And according to Carter, that’s when his marijuana education began in earnest. He worked a variety of positions; as a cannabis leaf-trimmer, bud tender, C02 extractor and product-infuser. He was expecting to parlay all this experience into a new business venture he calls Cannabis Quality Engineering.
 
“I saw a need first-hand in the industry for standard operating procedures, statistical process control and other things that make people’s eyes glaze over,” he says wryly.  “But the market wasn’t ready for it…and I wasn’t being successful, so I thought, ‘I need to market on YouTube.’”
 
That’s where the persona of The Pot Scientist came to life, he says. The original video blogs, or vlogs, were called TPS Reports, a tip of Baird’s hat to the 1990s comedy Office Space and that movie’s running joke about those bureaucratic reports.

* **Required task 1**
Could you write out the whole passage about The Pot Scientist again, word for word?

* **Item position rows**
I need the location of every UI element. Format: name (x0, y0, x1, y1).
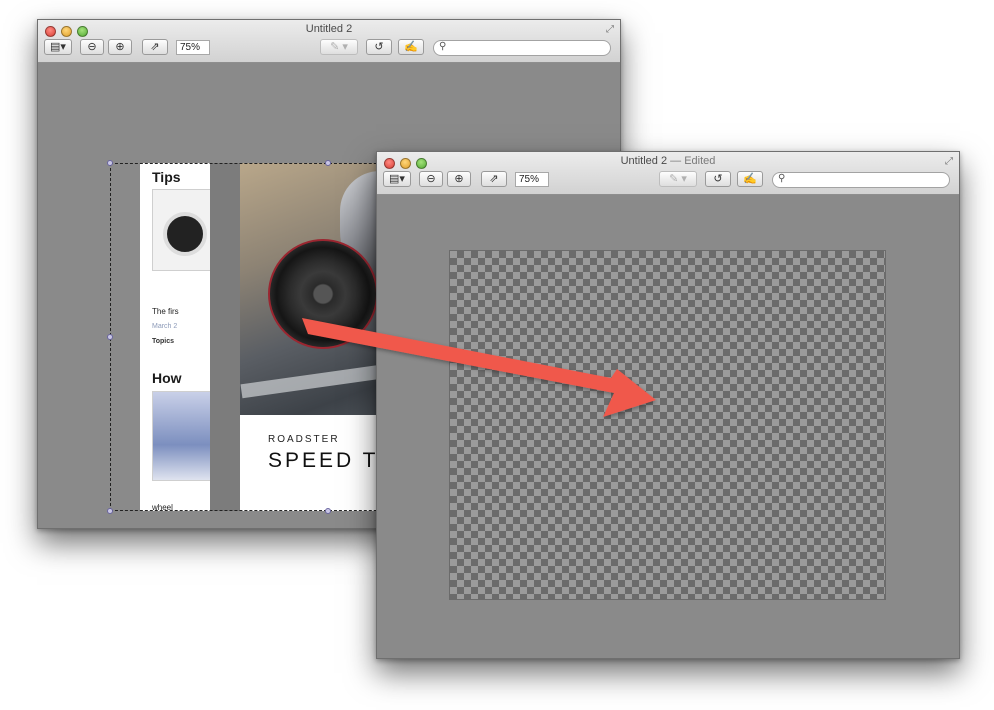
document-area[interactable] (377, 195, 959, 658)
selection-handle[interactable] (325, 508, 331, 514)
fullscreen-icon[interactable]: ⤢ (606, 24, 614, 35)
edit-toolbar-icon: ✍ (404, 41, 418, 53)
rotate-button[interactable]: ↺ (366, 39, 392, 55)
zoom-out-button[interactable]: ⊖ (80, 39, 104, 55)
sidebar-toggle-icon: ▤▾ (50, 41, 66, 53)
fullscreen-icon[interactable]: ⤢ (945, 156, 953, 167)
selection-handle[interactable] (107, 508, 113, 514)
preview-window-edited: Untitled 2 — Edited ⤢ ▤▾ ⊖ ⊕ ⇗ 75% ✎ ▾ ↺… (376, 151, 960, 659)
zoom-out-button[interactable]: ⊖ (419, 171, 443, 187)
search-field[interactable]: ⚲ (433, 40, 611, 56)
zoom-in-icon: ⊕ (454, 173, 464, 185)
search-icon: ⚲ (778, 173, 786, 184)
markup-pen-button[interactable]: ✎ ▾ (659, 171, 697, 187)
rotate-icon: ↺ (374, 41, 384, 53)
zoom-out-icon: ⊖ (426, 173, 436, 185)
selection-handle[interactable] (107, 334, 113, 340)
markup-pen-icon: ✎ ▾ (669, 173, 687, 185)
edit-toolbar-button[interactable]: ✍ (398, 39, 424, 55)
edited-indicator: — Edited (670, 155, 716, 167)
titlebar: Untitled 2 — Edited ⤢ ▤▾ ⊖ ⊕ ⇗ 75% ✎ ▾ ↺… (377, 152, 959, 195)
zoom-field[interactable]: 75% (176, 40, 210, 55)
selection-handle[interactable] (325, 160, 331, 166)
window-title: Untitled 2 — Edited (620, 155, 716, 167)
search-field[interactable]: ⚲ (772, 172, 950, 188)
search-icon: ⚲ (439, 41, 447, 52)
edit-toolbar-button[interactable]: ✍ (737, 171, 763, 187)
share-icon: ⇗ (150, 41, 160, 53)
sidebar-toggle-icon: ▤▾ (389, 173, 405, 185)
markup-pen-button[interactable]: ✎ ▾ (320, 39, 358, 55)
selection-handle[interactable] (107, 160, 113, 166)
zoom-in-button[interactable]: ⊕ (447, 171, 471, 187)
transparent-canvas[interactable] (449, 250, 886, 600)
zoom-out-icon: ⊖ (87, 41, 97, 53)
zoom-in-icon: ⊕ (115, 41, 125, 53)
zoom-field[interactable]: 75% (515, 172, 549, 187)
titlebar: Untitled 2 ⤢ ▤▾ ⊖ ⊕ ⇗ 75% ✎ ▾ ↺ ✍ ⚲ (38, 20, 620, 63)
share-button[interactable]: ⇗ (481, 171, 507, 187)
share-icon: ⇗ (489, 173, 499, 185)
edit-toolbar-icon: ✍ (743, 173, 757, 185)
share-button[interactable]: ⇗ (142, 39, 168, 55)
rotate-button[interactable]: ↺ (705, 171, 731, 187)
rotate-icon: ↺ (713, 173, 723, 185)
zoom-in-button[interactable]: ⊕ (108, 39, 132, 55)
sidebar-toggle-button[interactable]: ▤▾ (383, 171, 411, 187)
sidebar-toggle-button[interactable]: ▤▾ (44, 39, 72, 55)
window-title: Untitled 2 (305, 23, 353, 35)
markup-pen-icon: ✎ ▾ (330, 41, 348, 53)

==

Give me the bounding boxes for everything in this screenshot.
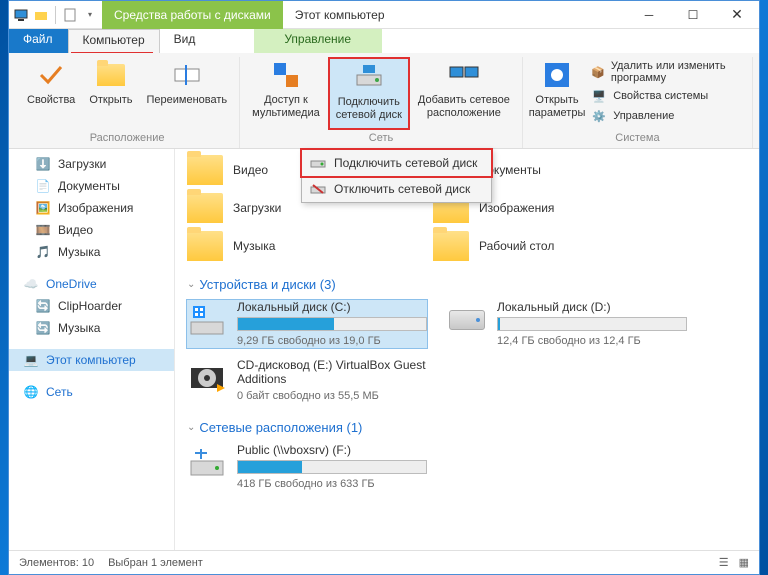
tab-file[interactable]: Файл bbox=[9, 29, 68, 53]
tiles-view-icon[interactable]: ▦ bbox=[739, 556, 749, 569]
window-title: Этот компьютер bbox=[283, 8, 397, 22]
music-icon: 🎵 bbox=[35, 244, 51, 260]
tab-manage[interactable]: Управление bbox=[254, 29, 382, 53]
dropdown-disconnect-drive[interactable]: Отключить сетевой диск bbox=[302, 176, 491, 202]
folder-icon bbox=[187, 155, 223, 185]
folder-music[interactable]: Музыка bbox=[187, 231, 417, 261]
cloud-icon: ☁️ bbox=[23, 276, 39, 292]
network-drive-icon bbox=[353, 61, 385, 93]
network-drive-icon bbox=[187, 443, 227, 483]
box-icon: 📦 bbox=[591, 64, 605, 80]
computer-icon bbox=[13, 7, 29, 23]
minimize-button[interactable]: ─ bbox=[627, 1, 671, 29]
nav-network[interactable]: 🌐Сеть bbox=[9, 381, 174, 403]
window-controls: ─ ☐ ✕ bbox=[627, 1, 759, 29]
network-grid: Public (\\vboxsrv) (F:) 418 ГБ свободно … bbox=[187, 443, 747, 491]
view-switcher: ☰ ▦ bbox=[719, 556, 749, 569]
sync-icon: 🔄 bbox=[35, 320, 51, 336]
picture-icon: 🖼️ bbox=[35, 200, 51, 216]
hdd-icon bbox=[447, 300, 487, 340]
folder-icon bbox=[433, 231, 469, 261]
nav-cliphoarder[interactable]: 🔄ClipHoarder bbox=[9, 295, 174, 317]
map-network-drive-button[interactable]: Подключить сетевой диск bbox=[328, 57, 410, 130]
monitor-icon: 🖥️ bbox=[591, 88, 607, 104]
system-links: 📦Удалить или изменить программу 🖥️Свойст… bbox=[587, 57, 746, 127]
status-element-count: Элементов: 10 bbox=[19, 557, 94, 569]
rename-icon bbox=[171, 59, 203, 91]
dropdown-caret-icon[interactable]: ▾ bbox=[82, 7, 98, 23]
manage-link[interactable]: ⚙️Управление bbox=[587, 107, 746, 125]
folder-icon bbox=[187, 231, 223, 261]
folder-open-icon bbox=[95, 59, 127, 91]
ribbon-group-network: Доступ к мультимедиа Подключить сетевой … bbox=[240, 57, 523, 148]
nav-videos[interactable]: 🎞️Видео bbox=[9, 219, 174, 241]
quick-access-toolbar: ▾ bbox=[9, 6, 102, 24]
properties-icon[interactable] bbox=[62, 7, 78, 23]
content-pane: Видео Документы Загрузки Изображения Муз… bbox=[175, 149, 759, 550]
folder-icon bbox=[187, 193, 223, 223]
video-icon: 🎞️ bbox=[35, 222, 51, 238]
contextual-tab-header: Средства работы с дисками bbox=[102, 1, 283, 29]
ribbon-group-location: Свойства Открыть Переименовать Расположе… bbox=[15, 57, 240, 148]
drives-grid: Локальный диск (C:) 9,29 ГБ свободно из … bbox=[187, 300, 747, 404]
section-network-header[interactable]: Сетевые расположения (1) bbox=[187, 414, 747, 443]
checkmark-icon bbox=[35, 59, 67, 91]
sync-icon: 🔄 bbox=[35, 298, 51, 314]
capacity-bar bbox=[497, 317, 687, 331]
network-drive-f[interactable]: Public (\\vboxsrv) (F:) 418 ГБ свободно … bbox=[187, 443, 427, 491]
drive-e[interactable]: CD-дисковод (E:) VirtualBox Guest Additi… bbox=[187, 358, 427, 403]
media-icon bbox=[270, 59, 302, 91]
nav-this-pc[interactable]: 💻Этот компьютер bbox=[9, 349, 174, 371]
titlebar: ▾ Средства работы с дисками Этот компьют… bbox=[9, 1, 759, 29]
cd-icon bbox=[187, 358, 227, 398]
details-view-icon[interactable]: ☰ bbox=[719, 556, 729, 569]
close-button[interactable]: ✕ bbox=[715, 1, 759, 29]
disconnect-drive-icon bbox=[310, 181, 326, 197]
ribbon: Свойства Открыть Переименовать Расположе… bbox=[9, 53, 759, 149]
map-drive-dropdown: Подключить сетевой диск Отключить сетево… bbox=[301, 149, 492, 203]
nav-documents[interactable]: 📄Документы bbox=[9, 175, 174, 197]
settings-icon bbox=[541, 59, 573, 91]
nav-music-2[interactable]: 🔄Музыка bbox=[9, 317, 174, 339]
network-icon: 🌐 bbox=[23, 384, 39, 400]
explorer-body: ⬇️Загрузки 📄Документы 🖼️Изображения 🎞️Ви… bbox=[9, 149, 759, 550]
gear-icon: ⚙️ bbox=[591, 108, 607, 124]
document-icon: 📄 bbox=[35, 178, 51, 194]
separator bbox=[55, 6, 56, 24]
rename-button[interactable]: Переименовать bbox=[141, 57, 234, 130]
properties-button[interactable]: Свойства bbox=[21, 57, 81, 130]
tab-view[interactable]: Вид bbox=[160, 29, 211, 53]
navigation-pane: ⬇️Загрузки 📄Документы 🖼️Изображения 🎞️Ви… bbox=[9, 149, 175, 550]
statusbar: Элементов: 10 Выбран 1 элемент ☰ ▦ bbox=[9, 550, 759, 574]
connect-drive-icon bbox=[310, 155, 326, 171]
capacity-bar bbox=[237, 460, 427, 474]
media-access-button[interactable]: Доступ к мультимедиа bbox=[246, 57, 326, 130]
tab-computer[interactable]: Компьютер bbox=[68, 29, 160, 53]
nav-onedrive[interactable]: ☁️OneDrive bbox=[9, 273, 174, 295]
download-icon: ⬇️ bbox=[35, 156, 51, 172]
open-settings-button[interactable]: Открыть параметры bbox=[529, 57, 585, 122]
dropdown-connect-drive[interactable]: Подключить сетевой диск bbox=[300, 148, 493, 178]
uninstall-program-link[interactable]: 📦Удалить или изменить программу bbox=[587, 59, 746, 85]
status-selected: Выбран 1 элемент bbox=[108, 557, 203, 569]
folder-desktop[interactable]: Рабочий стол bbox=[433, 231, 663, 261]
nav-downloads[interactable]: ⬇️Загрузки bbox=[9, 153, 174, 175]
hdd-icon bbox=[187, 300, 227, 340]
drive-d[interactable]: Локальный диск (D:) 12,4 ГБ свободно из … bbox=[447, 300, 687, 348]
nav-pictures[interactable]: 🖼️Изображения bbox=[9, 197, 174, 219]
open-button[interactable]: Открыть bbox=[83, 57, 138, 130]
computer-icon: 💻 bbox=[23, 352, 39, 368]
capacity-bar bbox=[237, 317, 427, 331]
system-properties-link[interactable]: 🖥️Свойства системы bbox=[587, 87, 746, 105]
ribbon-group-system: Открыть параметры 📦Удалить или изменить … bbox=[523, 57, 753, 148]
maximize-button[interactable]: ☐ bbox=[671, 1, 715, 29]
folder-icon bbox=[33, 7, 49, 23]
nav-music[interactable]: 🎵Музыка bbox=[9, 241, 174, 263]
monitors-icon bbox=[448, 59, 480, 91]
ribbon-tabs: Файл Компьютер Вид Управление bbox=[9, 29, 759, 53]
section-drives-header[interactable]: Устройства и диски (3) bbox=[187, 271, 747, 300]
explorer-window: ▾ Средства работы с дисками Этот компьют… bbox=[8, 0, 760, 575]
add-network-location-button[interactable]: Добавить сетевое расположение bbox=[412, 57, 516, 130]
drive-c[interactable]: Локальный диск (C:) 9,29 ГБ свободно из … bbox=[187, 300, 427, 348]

...

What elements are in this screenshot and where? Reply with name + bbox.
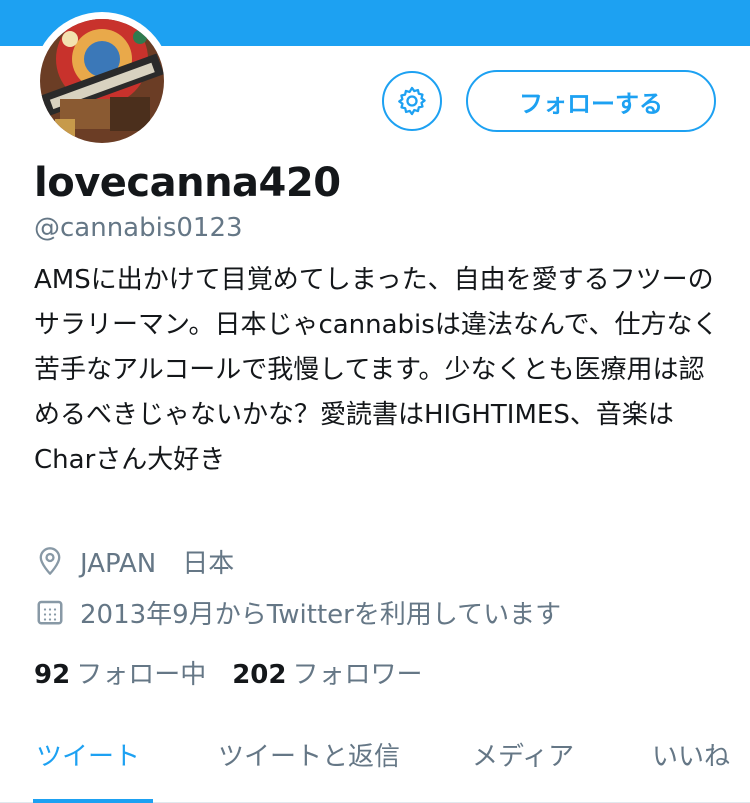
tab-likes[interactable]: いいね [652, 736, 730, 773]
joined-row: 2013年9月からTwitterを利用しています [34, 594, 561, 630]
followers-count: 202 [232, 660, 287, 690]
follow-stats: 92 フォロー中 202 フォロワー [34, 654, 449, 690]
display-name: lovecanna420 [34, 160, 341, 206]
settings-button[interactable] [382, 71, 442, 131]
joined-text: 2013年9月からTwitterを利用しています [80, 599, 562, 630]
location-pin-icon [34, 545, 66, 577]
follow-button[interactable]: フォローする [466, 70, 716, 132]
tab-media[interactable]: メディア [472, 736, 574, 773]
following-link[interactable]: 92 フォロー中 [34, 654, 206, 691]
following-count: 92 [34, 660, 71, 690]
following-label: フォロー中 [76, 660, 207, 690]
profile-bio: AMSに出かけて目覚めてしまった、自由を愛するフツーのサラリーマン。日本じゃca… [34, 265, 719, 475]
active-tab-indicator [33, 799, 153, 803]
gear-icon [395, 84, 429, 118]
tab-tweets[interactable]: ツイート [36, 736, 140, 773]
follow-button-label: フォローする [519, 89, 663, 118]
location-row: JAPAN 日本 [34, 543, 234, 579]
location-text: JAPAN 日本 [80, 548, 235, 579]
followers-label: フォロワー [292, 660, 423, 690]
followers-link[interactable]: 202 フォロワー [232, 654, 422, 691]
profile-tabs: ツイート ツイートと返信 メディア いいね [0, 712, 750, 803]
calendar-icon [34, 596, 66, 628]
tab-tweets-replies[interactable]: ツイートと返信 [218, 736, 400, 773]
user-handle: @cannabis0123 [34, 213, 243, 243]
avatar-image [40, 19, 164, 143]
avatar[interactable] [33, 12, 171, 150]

* **Required task 2**
Could you switch every "folder-icon" to "directory-icon" in the rows between the lines holding "tab-file[interactable]: Файл bbox=[9, 29, 68, 53]" and "drives-grid: Локальный диск", inclusive, and give those rows back with nothing else changed?

* **Written response 1**
And according to Carter, that’s when his marijuana education began in earnest. He worked a variety of positions; as a cannabis leaf-trimmer, bud tender, C02 extractor and product-infuser. He was expecting to parlay all this experience into a new business venture he calls Cannabis Quality Engineering.
 
“I saw a need first-hand in the industry for standard operating procedures, statistical process control and other things that make people’s eyes glaze over,” he says wryly.  “But the market wasn’t ready for it…and I wasn’t being successful, so I thought, ‘I need to market on YouTube.’”
 
That’s where the persona of The Pot Scientist came to life, he says. The original video blogs, or vlogs, were called TPS Reports, a tip of Baird’s hat to the 1990s comedy Office Space and that movie’s running joke about those bureaucratic reports.

* **Written response 2**
tab-file[interactable]: Файл bbox=[9, 29, 68, 53]
tiles-view-icon[interactable]: ▦ bbox=[739, 556, 749, 569]
window-title: Этот компьютер bbox=[283, 8, 397, 22]
music-icon: 🎵 bbox=[35, 244, 51, 260]
tab-manage[interactable]: Управление bbox=[254, 29, 382, 53]
dropdown-disconnect-drive[interactable]: Отключить сетевой диск bbox=[302, 176, 491, 202]
directory-icon bbox=[187, 155, 223, 185]
folder-music[interactable]: Музыка bbox=[187, 231, 417, 261]
cloud-icon: ☁️ bbox=[23, 276, 39, 292]
network-drive-icon bbox=[353, 61, 385, 93]
network-drive-icon bbox=[187, 443, 227, 483]
box-icon: 📦 bbox=[591, 64, 605, 80]
computer-icon bbox=[13, 7, 29, 23]
minimize-button[interactable]: ─ bbox=[627, 1, 671, 29]
nav-network[interactable]: 🌐Сеть bbox=[9, 381, 174, 403]
window-controls: ─ ☐ ✕ bbox=[627, 1, 759, 29]
network-grid: Public (\\vboxsrv) (F:) 418 ГБ свободно … bbox=[187, 443, 747, 491]
view-switcher: ☰ ▦ bbox=[719, 556, 749, 569]
sync-icon: 🔄 bbox=[35, 320, 51, 336]
picture-icon: 🖼️ bbox=[35, 200, 51, 216]
hdd-icon bbox=[447, 300, 487, 340]
directory-icon bbox=[433, 231, 469, 261]
nav-cliphoarder[interactable]: 🔄ClipHoarder bbox=[9, 295, 174, 317]
map-network-drive-button[interactable]: Подключить сетевой диск bbox=[328, 57, 410, 130]
monitor-icon: 🖥️ bbox=[591, 88, 607, 104]
system-links: 📦Удалить или изменить программу 🖥️Свойст… bbox=[587, 57, 746, 127]
status-element-count: Элементов: 10 bbox=[19, 557, 94, 569]
rename-icon bbox=[171, 59, 203, 91]
dropdown-caret-icon[interactable]: ▾ bbox=[82, 7, 98, 23]
manage-link[interactable]: ⚙️Управление bbox=[587, 107, 746, 125]
directory-icon bbox=[187, 231, 223, 261]
folder-open-icon bbox=[95, 59, 127, 91]
ribbon-group-network: Доступ к мультимедиа Подключить сетевой … bbox=[240, 57, 523, 148]
nav-videos[interactable]: 🎞️Видео bbox=[9, 219, 174, 241]
quick-access-toolbar: ▾ bbox=[9, 6, 102, 24]
properties-icon[interactable] bbox=[62, 7, 78, 23]
content-pane: Видео Документы Загрузки Изображения Муз… bbox=[175, 149, 759, 550]
directory-icon bbox=[187, 193, 223, 223]
video-icon: 🎞️ bbox=[35, 222, 51, 238]
contextual-tab-header: Средства работы с дисками bbox=[102, 1, 283, 29]
ribbon-group-location: Свойства Открыть Переименовать Расположе… bbox=[15, 57, 240, 148]
drives-grid: Локальный диск (C:) 9,29 ГБ свободно из … bbox=[187, 300, 747, 404]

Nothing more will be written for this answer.